**STATED GOAL:** Reproduce the records word for word, covering the stretch from their first line through the line that contains "page-number: 10 — [312, 30, 328, 46]", with both of those lines included.

▼▼▼

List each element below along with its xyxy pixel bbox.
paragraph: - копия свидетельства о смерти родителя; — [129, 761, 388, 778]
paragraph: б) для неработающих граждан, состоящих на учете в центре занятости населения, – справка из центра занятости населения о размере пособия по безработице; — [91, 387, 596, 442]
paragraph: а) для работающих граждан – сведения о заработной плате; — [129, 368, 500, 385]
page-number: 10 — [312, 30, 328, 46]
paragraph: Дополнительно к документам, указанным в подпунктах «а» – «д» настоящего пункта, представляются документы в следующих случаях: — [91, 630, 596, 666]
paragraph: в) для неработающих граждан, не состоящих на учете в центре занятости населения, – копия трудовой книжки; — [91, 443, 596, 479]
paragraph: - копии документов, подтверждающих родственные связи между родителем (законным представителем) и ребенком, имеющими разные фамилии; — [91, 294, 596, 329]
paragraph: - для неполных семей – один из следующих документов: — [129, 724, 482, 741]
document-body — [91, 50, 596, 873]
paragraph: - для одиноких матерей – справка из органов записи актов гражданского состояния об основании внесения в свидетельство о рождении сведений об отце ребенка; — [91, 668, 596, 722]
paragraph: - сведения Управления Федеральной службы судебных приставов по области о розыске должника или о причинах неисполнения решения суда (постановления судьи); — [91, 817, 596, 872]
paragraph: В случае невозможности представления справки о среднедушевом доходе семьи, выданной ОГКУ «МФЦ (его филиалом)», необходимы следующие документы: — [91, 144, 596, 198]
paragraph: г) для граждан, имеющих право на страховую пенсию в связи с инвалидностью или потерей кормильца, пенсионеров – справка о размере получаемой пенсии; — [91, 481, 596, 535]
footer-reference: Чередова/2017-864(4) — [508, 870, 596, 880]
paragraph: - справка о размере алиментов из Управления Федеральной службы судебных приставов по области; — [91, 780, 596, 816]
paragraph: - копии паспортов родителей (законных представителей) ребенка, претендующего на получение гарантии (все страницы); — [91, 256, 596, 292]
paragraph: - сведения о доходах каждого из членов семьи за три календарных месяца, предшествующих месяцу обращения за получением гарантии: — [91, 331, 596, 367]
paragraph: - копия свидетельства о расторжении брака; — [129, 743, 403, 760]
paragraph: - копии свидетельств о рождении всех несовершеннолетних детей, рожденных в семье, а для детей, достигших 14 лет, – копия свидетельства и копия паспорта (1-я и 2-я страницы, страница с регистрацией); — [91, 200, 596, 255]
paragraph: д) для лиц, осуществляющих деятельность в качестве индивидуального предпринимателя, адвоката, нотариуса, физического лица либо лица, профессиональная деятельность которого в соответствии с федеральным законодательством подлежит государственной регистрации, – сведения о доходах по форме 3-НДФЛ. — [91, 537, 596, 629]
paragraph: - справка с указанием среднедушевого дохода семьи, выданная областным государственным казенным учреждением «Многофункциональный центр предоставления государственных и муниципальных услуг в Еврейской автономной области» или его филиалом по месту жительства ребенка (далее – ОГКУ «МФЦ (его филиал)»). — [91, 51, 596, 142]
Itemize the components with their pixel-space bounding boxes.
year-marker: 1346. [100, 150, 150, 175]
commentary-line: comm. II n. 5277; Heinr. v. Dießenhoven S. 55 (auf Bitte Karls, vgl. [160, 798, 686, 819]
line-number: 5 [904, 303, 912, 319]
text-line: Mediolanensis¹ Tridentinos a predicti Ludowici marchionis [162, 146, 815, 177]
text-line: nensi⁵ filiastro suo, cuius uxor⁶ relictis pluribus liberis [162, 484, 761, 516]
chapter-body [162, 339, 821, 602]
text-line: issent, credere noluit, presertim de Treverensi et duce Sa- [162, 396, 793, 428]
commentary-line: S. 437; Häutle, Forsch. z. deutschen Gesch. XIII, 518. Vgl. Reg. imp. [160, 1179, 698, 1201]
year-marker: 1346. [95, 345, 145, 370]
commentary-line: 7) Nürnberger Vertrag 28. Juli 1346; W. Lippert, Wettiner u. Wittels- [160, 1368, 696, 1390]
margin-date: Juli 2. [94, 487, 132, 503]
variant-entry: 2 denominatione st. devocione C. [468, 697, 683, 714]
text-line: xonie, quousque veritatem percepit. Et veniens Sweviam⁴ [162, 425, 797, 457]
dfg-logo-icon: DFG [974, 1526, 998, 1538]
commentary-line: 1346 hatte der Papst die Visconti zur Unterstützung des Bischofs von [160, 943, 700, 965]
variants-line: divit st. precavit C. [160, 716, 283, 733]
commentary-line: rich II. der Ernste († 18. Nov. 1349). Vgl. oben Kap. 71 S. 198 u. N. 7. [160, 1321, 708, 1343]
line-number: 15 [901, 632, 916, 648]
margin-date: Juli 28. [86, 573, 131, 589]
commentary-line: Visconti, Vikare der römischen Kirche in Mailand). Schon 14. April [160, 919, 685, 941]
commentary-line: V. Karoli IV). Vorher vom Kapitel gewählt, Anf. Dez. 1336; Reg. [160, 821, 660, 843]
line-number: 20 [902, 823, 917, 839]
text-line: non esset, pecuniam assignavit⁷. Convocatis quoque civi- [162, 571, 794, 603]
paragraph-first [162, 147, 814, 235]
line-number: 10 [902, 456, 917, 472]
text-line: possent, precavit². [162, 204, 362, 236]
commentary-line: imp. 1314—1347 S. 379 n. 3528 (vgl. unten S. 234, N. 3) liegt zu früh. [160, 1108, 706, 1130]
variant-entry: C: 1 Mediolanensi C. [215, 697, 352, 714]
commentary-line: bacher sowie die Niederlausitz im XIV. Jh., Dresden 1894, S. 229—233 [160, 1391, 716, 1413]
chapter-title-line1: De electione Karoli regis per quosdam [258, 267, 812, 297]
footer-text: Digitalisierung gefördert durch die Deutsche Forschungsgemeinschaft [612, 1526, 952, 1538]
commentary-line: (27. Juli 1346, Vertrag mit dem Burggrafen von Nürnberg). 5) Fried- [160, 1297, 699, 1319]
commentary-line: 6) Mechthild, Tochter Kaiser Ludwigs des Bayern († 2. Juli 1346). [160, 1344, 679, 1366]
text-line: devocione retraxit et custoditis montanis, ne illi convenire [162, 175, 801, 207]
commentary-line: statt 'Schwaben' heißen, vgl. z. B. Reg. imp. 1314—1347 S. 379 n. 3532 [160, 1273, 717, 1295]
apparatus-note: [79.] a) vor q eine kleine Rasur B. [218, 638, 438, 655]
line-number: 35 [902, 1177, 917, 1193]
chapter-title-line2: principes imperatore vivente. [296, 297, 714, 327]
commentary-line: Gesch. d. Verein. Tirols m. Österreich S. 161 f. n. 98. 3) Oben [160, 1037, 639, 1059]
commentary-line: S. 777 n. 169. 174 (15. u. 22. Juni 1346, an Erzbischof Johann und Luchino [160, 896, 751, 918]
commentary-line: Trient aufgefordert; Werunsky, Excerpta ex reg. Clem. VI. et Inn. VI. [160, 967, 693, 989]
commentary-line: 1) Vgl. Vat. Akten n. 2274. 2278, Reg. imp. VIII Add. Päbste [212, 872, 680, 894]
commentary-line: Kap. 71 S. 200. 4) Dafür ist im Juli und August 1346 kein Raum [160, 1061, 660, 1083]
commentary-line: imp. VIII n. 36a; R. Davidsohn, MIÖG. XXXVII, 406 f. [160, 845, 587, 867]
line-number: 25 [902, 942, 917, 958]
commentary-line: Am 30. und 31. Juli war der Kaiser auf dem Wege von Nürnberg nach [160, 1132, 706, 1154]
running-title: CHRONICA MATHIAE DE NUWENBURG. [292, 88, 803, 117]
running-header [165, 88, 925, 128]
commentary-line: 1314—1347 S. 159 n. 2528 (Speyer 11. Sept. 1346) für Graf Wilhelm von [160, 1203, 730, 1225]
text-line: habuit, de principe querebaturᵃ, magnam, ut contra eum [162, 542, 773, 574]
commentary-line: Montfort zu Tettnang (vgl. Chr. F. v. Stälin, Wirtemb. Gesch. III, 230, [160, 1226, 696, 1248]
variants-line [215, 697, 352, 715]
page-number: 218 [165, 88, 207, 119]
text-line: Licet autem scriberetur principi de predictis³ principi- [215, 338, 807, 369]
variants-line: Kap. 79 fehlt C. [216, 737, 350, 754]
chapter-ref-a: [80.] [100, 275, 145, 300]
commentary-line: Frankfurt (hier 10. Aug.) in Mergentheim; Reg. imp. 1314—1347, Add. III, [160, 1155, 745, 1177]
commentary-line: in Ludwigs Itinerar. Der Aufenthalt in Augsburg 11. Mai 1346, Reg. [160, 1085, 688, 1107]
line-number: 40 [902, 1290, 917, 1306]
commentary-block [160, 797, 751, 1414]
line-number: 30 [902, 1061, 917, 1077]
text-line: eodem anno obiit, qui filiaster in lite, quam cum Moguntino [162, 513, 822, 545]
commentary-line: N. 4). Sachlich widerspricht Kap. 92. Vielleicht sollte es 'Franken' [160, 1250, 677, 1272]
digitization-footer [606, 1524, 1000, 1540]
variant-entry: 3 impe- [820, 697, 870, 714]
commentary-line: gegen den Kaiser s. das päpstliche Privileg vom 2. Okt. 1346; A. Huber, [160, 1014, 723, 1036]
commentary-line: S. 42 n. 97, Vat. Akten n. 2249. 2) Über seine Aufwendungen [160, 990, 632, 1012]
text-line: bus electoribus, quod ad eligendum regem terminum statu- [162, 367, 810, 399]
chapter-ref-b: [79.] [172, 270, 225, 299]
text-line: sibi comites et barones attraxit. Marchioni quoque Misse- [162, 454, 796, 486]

▲▲▲

**FULL OUTPUT:**
List each element below along with its xyxy pixel bbox.
paragraph: - копия свидетельства о смерти родителя; — [129, 761, 388, 778]
paragraph: б) для неработающих граждан, состоящих на учете в центре занятости населения, – справка из центра занятости населения о размере пособия по безработице; — [91, 387, 596, 442]
paragraph: а) для работающих граждан – сведения о заработной плате; — [129, 368, 500, 385]
page-number: 10 — [312, 30, 328, 46]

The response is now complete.